## Begin RECORD EXCERPTS

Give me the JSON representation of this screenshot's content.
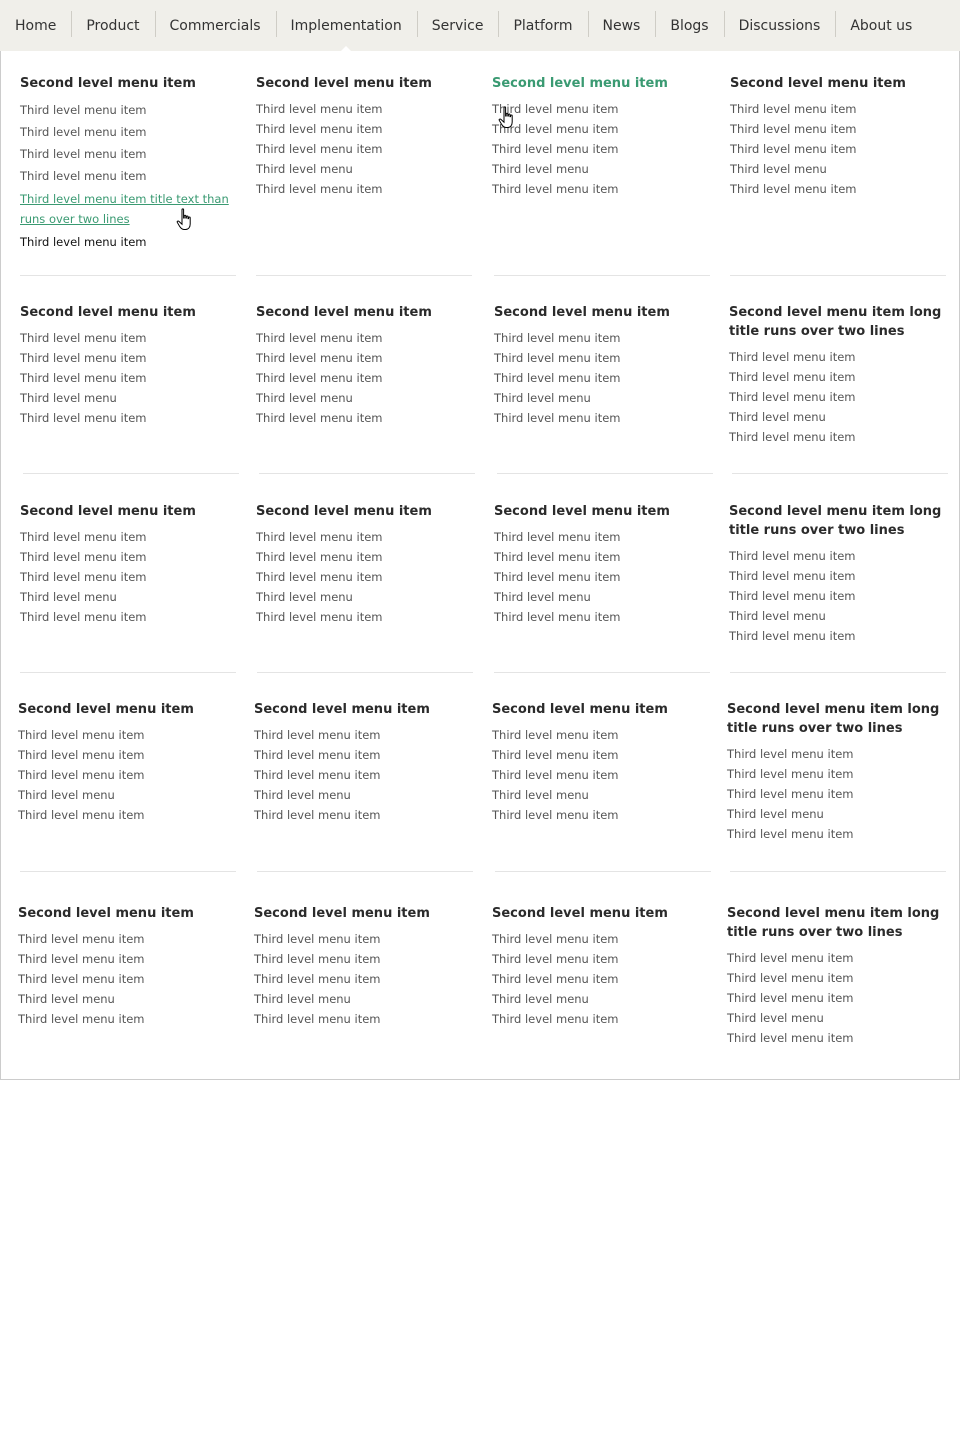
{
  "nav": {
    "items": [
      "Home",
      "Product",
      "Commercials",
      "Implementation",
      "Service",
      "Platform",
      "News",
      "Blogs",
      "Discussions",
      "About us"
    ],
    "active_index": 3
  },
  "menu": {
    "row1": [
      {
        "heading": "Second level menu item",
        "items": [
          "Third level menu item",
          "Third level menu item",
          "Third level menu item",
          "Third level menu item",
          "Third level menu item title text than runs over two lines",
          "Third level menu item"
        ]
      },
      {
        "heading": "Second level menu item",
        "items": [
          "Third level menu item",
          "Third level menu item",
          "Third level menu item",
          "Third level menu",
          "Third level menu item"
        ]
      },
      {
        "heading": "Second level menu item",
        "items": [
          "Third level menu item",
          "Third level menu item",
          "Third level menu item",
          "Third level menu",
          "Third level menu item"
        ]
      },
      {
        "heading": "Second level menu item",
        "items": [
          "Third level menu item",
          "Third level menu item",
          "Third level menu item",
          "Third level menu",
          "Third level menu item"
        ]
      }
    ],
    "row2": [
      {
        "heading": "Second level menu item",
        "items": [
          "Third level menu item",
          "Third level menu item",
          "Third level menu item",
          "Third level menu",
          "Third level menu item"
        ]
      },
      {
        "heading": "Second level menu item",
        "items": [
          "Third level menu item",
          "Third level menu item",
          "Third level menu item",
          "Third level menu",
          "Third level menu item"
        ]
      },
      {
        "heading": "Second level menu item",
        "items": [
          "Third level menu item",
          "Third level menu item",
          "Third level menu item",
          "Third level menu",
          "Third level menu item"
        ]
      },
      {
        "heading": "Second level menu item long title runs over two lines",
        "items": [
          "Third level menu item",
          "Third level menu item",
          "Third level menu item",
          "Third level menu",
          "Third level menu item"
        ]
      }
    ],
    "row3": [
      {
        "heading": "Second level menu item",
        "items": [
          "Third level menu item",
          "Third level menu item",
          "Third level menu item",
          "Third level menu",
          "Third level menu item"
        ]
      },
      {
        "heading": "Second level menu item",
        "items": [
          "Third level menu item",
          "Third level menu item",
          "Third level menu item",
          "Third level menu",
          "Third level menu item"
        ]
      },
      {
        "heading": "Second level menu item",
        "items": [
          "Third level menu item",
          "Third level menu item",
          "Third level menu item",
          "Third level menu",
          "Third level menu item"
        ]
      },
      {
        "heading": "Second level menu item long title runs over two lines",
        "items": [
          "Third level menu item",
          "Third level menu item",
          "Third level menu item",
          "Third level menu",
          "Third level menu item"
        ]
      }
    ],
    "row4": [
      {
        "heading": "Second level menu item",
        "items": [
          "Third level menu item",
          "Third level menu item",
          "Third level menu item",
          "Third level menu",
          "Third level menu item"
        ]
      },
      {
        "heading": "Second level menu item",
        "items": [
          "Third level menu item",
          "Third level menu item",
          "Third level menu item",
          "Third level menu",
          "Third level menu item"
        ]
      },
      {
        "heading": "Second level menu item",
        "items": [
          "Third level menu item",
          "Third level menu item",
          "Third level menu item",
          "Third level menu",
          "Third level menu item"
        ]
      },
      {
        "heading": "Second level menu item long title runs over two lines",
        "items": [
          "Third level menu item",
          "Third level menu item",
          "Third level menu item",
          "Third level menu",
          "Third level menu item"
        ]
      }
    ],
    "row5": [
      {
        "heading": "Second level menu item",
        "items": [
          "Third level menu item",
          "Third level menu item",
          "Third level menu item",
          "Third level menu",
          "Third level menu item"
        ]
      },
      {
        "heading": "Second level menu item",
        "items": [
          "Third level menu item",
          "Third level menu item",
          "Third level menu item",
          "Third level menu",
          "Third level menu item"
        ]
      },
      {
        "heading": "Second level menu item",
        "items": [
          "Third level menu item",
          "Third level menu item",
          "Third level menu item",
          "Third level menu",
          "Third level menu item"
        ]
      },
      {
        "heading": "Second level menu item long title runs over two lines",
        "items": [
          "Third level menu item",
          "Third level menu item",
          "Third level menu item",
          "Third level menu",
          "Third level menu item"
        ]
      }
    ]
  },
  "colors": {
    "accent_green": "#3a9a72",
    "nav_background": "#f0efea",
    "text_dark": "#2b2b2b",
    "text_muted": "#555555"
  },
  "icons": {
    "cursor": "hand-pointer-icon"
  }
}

## End RECORD EXCERPTS

AIM => From the records given above, reproduce all text exactly and exclude each picture.

TASK SOLUTION =>
Give me the JSON representation of this screenshot's content.
{
  "nav": {
    "items": [
      "Home",
      "Product",
      "Commercials",
      "Implementation",
      "Service",
      "Platform",
      "News",
      "Blogs",
      "Discussions",
      "About us"
    ],
    "active_index": 3
  },
  "menu": {
    "row1": [
      {
        "heading": "Second level menu item",
        "items": [
          "Third level menu item",
          "Third level menu item",
          "Third level menu item",
          "Third level menu item",
          "Third level menu item title text than runs over two lines",
          "Third level menu item"
        ]
      },
      {
        "heading": "Second level menu item",
        "items": [
          "Third level menu item",
          "Third level menu item",
          "Third level menu item",
          "Third level menu",
          "Third level menu item"
        ]
      },
      {
        "heading": "Second level menu item",
        "items": [
          "Third level menu item",
          "Third level menu item",
          "Third level menu item",
          "Third level menu",
          "Third level menu item"
        ]
      },
      {
        "heading": "Second level menu item",
        "items": [
          "Third level menu item",
          "Third level menu item",
          "Third level menu item",
          "Third level menu",
          "Third level menu item"
        ]
      }
    ],
    "row2": [
      {
        "heading": "Second level menu item",
        "items": [
          "Third level menu item",
          "Third level menu item",
          "Third level menu item",
          "Third level menu",
          "Third level menu item"
        ]
      },
      {
        "heading": "Second level menu item",
        "items": [
          "Third level menu item",
          "Third level menu item",
          "Third level menu item",
          "Third level menu",
          "Third level menu item"
        ]
      },
      {
        "heading": "Second level menu item",
        "items": [
          "Third level menu item",
          "Third level menu item",
          "Third level menu item",
          "Third level menu",
          "Third level menu item"
        ]
      },
      {
        "heading": "Second level menu item long title runs over two lines",
        "items": [
          "Third level menu item",
          "Third level menu item",
          "Third level menu item",
          "Third level menu",
          "Third level menu item"
        ]
      }
    ],
    "row3": [
      {
        "heading": "Second level menu item",
        "items": [
          "Third level menu item",
          "Third level menu item",
          "Third level menu item",
          "Third level menu",
          "Third level menu item"
        ]
      },
      {
        "heading": "Second level menu item",
        "items": [
          "Third level menu item",
          "Third level menu item",
          "Third level menu item",
          "Third level menu",
          "Third level menu item"
        ]
      },
      {
        "heading": "Second level menu item",
        "items": [
          "Third level menu item",
          "Third level menu item",
          "Third level menu item",
          "Third level menu",
          "Third level menu item"
        ]
      },
      {
        "heading": "Second level menu item long title runs over two lines",
        "items": [
          "Third level menu item",
          "Third level menu item",
          "Third level menu item",
          "Third level menu",
          "Third level menu item"
        ]
      }
    ],
    "row4": [
      {
        "heading": "Second level menu item",
        "items": [
          "Third level menu item",
          "Third level menu item",
          "Third level menu item",
          "Third level menu",
          "Third level menu item"
        ]
      },
      {
        "heading": "Second level menu item",
        "items": [
          "Third level menu item",
          "Third level menu item",
          "Third level menu item",
          "Third level menu",
          "Third level menu item"
        ]
      },
      {
        "heading": "Second level menu item",
        "items": [
          "Third level menu item",
          "Third level menu item",
          "Third level menu item",
          "Third level menu",
          "Third level menu item"
        ]
      },
      {
        "heading": "Second level menu item long title runs over two lines",
        "items": [
          "Third level menu item",
          "Third level menu item",
          "Third level menu item",
          "Third level menu",
          "Third level menu item"
        ]
      }
    ],
    "row5": [
      {
        "heading": "Second level menu item",
        "items": [
          "Third level menu item",
          "Third level menu item",
          "Third level menu item",
          "Third level menu",
          "Third level menu item"
        ]
      },
      {
        "heading": "Second level menu item",
        "items": [
          "Third level menu item",
          "Third level menu item",
          "Third level menu item",
          "Third level menu",
          "Third level menu item"
        ]
      },
      {
        "heading": "Second level menu item",
        "items": [
          "Third level menu item",
          "Third level menu item",
          "Third level menu item",
          "Third level menu",
          "Third level menu item"
        ]
      },
      {
        "heading": "Second level menu item long title runs over two lines",
        "items": [
          "Third level menu item",
          "Third level menu item",
          "Third level menu item",
          "Third level menu",
          "Third level menu item"
        ]
      }
    ]
  },
  "colors": {
    "accent_green": "#3a9a72",
    "nav_background": "#f0efea",
    "text_dark": "#2b2b2b",
    "text_muted": "#555555"
  },
  "icons": {
    "cursor": "hand-pointer-icon"
  }
}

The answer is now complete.